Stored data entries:
»»
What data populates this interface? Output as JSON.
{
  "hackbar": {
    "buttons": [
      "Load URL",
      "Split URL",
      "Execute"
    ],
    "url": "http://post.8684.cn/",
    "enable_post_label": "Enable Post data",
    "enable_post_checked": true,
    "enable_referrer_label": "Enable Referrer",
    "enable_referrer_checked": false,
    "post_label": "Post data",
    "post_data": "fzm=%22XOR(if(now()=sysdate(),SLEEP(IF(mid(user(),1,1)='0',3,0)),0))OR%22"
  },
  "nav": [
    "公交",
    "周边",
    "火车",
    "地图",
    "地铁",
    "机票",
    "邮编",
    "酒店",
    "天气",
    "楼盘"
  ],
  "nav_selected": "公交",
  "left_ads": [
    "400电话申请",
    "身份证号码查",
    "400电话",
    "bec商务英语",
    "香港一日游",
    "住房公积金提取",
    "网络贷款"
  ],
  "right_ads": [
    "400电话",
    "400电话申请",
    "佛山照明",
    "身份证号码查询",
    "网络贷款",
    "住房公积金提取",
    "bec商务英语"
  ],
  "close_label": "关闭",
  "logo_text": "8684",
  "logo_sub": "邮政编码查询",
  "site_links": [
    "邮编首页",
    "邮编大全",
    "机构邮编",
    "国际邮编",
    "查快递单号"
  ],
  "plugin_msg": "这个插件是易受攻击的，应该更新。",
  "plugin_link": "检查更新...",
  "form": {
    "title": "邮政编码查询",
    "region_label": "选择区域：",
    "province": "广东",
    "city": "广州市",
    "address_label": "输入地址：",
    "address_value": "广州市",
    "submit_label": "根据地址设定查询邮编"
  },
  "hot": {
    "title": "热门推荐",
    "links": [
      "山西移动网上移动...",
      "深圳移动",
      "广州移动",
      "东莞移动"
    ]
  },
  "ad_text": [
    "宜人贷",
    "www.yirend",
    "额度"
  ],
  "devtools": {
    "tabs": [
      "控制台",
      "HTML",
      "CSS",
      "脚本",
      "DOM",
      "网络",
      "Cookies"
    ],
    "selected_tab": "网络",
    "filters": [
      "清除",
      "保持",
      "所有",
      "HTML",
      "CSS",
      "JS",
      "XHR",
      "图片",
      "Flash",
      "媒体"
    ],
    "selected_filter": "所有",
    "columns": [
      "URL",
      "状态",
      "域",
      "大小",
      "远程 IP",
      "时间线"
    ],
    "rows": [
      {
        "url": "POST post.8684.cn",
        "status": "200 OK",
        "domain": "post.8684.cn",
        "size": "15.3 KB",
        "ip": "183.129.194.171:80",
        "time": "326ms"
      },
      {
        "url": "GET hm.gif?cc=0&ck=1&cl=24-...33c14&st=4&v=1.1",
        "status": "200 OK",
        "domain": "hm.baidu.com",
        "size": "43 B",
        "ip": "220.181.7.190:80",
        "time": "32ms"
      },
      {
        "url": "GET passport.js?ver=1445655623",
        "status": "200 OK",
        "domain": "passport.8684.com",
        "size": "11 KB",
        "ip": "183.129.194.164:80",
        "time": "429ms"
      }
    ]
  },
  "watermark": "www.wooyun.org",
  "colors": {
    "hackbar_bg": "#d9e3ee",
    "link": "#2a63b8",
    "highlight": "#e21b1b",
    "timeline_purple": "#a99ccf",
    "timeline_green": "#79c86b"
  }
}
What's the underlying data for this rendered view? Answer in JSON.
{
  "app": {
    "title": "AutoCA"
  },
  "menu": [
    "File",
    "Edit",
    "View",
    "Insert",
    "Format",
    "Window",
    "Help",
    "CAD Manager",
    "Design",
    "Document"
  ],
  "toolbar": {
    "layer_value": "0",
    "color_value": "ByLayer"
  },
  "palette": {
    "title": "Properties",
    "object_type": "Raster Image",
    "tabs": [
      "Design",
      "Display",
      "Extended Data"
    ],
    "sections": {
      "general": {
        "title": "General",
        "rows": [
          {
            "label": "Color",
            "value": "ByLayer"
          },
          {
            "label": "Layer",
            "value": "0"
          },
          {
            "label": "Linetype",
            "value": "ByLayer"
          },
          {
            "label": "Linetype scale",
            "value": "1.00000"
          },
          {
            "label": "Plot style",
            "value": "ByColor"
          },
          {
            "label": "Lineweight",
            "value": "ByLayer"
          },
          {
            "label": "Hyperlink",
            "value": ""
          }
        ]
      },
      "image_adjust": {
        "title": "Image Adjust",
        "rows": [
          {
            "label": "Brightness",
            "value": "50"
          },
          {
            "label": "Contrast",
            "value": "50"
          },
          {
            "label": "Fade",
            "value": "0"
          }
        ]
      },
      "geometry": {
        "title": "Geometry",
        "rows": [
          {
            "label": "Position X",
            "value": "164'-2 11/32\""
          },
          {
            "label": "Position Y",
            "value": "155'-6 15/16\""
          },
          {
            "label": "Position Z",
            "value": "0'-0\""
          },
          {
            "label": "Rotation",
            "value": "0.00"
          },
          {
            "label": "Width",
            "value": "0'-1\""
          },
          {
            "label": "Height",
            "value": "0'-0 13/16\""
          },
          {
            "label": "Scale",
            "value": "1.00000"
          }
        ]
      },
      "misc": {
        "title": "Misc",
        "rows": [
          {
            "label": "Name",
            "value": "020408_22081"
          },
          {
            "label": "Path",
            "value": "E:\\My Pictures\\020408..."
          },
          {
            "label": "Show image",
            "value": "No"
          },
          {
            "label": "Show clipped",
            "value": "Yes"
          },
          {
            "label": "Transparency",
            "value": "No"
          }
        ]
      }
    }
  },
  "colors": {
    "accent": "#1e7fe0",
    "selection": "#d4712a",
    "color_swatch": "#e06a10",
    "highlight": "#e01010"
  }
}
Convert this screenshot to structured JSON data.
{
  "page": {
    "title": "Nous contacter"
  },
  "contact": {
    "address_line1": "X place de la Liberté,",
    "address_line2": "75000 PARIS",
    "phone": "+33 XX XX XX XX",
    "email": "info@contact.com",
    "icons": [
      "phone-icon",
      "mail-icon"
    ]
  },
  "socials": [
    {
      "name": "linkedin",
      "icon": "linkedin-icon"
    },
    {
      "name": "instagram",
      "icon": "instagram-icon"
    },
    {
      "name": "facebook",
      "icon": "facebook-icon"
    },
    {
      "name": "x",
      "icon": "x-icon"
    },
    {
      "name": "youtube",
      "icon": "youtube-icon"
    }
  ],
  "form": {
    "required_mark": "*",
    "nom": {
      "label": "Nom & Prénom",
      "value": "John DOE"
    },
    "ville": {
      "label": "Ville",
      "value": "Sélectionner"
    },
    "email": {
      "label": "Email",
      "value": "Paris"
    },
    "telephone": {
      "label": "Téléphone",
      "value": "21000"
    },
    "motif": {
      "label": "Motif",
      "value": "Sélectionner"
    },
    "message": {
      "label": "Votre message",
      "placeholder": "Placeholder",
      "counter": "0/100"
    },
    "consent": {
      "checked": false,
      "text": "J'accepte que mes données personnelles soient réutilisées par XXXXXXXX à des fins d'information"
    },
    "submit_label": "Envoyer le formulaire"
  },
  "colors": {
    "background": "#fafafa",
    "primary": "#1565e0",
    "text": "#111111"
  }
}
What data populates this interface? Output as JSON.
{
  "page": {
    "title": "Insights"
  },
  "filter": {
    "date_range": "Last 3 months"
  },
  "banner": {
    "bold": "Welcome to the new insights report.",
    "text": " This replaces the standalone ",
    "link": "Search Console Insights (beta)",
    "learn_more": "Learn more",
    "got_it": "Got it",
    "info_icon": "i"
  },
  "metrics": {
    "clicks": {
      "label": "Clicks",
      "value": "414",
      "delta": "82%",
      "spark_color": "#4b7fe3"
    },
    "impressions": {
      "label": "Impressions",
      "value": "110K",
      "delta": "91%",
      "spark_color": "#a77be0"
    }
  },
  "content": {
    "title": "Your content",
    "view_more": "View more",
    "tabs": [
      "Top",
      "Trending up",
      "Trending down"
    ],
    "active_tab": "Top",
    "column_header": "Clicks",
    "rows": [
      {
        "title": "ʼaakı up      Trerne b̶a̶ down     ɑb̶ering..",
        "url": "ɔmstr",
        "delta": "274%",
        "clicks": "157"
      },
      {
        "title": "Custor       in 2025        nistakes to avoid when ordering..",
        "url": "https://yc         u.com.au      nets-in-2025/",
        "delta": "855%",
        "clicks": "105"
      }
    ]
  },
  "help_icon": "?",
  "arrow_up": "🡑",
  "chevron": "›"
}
««
Task instructions: Count the lines in the entries that hold the word "down", and give nothing but the total.

Output for this exercise: 2